::: Records for this task
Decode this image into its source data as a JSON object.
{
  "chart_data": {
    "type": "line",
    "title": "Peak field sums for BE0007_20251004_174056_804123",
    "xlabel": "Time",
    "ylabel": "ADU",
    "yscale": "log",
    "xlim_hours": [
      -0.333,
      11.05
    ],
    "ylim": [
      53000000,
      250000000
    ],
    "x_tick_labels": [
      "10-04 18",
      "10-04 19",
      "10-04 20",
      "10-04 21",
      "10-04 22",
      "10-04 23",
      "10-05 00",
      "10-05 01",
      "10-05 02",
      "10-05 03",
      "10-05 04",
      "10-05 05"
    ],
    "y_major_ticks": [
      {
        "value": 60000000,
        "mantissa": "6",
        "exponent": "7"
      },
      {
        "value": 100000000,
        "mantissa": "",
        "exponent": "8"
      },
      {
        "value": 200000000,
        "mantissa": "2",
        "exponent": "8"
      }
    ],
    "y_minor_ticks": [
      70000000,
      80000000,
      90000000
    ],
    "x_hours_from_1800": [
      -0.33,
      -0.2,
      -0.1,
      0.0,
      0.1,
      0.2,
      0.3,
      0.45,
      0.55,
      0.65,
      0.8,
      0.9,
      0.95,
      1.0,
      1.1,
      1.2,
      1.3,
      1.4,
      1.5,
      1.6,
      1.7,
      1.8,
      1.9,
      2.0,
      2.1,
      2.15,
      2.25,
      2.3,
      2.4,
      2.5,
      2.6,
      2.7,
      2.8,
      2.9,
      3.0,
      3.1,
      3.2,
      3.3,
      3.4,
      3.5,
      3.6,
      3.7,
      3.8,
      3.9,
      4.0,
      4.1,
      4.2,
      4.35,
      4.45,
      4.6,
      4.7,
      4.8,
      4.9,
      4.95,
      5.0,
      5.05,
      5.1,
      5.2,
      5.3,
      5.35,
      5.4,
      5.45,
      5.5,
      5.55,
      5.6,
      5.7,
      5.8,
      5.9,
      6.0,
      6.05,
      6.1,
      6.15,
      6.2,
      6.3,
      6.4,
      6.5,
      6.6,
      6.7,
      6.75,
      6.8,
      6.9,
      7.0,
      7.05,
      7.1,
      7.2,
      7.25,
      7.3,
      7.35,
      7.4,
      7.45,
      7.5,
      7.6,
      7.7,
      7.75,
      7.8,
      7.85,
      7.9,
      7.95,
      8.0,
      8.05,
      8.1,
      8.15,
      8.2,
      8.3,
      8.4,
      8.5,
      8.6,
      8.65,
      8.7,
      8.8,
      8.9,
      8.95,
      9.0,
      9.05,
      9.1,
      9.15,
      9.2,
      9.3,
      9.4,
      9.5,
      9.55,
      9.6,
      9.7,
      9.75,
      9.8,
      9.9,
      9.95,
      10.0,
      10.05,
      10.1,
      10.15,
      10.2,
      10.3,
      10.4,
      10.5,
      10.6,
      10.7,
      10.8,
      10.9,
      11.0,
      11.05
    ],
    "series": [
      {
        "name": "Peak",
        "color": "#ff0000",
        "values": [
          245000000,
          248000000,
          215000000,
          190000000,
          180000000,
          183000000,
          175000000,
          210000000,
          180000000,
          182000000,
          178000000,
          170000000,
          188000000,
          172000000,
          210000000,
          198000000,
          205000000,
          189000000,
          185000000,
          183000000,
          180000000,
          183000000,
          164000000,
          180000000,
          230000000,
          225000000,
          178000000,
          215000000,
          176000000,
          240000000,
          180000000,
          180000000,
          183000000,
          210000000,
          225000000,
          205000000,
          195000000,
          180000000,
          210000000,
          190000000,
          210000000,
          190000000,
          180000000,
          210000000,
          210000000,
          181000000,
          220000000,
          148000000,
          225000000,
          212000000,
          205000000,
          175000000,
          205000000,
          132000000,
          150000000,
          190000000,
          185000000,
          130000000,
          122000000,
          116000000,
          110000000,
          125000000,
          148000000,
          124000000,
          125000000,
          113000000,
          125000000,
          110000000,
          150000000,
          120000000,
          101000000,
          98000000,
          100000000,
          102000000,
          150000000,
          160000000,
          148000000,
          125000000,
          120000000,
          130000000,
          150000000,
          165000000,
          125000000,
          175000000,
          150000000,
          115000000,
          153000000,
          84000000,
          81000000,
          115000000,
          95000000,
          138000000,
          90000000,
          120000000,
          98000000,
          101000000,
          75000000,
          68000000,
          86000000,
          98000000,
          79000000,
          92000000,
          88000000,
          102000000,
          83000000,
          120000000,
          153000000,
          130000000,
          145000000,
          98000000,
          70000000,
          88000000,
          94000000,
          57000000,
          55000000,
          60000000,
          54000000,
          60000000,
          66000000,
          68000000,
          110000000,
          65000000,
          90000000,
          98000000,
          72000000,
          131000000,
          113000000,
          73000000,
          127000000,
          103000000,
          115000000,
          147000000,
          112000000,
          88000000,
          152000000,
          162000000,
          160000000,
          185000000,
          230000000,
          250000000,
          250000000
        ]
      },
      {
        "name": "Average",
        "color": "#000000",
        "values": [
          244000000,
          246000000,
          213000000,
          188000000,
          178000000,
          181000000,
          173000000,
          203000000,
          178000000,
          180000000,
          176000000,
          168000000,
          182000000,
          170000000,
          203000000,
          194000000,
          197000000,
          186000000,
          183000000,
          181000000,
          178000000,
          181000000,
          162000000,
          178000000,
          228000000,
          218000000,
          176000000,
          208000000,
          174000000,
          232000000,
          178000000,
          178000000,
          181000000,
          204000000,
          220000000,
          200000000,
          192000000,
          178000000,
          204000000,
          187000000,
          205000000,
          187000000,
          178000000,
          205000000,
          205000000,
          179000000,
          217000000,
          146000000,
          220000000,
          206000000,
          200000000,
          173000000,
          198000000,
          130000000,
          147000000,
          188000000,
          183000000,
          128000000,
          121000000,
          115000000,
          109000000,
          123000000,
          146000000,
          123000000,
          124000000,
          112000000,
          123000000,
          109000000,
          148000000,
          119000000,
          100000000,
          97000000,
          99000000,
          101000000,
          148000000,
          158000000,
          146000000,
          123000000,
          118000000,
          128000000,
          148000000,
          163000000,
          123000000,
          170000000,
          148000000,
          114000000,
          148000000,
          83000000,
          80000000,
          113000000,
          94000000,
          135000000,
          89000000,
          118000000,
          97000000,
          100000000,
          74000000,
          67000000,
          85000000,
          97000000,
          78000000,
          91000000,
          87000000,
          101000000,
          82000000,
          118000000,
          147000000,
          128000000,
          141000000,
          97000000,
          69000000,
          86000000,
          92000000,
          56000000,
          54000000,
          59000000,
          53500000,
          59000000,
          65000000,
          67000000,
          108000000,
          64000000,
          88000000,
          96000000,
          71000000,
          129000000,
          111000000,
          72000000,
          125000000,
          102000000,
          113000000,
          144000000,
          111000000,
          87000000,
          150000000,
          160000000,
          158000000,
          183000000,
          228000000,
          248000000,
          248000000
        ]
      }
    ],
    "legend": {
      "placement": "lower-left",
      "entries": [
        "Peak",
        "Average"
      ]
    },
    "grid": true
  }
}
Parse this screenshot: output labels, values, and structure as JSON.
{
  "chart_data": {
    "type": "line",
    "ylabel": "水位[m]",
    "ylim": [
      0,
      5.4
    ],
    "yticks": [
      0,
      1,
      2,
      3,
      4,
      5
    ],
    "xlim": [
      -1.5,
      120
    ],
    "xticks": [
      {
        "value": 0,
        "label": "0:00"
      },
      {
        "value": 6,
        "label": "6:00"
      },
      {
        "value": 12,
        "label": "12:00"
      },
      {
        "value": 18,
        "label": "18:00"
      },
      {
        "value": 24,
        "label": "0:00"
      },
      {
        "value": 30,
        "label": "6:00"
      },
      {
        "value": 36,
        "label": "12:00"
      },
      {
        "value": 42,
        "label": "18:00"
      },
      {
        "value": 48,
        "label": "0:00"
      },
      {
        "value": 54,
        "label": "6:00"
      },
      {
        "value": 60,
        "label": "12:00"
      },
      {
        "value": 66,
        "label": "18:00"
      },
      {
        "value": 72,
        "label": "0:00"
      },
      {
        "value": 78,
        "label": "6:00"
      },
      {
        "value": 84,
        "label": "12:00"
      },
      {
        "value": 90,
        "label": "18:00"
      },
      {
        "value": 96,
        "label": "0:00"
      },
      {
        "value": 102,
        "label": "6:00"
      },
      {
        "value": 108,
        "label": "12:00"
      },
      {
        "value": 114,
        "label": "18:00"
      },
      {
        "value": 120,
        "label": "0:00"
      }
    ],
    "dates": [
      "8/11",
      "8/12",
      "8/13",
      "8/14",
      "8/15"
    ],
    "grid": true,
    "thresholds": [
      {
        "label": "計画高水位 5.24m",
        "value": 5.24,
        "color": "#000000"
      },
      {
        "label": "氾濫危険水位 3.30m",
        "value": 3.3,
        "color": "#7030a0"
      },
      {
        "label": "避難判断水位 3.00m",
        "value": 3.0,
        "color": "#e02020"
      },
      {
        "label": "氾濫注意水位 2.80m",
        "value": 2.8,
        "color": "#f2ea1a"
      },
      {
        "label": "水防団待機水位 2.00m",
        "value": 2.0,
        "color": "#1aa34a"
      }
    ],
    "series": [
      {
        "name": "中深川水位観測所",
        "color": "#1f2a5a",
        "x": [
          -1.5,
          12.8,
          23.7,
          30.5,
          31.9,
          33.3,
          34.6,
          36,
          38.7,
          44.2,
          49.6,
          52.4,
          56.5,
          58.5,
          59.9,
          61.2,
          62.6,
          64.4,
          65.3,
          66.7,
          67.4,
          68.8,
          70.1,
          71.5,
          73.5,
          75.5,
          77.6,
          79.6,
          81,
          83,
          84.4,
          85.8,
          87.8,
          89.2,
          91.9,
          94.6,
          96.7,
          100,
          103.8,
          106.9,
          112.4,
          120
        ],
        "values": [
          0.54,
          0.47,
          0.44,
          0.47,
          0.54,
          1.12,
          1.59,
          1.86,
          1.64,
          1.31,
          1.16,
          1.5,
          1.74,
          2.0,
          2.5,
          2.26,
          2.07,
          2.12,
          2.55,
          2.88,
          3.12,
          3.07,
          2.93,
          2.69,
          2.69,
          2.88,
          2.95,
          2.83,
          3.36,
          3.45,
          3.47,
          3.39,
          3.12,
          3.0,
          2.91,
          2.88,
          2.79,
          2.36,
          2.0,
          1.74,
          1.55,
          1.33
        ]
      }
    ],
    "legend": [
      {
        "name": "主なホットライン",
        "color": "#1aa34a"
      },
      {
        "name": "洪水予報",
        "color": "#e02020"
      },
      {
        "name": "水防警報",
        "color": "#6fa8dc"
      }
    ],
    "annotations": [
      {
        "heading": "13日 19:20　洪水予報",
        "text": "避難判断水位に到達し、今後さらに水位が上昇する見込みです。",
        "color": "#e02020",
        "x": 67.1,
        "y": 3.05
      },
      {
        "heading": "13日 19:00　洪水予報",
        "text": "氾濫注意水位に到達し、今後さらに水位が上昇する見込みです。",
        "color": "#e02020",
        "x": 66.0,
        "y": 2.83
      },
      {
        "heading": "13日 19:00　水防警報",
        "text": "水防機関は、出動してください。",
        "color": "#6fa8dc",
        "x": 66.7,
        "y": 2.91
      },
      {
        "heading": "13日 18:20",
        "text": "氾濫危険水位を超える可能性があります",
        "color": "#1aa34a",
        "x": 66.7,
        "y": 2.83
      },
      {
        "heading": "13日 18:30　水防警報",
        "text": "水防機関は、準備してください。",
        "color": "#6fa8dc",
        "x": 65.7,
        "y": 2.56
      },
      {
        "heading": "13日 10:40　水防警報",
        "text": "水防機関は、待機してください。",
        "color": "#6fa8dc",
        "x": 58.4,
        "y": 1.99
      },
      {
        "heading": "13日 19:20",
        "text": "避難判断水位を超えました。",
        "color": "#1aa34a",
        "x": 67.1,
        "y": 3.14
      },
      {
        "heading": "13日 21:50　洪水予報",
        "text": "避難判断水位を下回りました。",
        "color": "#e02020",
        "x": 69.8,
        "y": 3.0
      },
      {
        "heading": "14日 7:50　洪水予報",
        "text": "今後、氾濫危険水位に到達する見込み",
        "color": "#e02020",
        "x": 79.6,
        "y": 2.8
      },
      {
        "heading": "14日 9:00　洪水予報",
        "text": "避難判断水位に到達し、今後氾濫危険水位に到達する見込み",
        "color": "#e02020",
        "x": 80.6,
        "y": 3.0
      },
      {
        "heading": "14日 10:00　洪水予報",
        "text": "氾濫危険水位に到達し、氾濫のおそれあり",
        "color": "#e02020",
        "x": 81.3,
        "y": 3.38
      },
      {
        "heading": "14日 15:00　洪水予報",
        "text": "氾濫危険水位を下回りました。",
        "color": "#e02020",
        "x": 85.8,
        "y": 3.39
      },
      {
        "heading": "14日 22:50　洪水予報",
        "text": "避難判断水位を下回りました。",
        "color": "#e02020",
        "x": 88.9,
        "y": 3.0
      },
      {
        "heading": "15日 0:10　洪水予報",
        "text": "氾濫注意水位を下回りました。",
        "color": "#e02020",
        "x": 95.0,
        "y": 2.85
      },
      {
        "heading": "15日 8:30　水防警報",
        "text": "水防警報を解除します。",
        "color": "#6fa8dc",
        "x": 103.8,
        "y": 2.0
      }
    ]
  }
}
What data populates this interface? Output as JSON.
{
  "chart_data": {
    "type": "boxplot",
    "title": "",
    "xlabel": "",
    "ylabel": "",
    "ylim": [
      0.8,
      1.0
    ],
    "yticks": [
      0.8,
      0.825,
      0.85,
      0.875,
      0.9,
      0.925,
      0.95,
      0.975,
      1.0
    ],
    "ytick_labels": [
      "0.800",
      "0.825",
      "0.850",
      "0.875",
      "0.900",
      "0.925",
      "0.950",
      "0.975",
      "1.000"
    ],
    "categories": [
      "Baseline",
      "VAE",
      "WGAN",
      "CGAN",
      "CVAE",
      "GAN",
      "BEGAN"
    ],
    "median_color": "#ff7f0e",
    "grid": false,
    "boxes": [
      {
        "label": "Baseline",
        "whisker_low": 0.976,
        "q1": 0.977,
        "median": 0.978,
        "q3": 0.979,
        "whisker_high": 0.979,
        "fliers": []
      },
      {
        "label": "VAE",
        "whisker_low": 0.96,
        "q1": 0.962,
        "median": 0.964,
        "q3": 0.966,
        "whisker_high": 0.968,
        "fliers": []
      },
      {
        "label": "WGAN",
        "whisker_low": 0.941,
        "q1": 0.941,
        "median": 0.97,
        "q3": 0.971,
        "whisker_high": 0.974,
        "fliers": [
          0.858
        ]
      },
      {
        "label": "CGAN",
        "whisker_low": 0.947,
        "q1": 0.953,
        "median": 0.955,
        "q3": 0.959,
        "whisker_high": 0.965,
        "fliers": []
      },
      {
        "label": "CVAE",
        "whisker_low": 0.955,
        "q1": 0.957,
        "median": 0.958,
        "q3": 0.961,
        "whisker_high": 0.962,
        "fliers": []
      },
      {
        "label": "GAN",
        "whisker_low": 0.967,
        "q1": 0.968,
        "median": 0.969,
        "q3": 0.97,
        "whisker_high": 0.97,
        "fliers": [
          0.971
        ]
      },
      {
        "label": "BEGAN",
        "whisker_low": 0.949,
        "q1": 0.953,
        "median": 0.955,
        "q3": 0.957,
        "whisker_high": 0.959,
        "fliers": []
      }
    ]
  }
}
::::::
The problem >> Each line that holds the word "水防機関は" is to be copied.

Solved exercise >>
        "text": "水防機関は、出動してください。",
        "text": "水防機関は、準備してください。",
        "text": "水防機関は、待機してください。",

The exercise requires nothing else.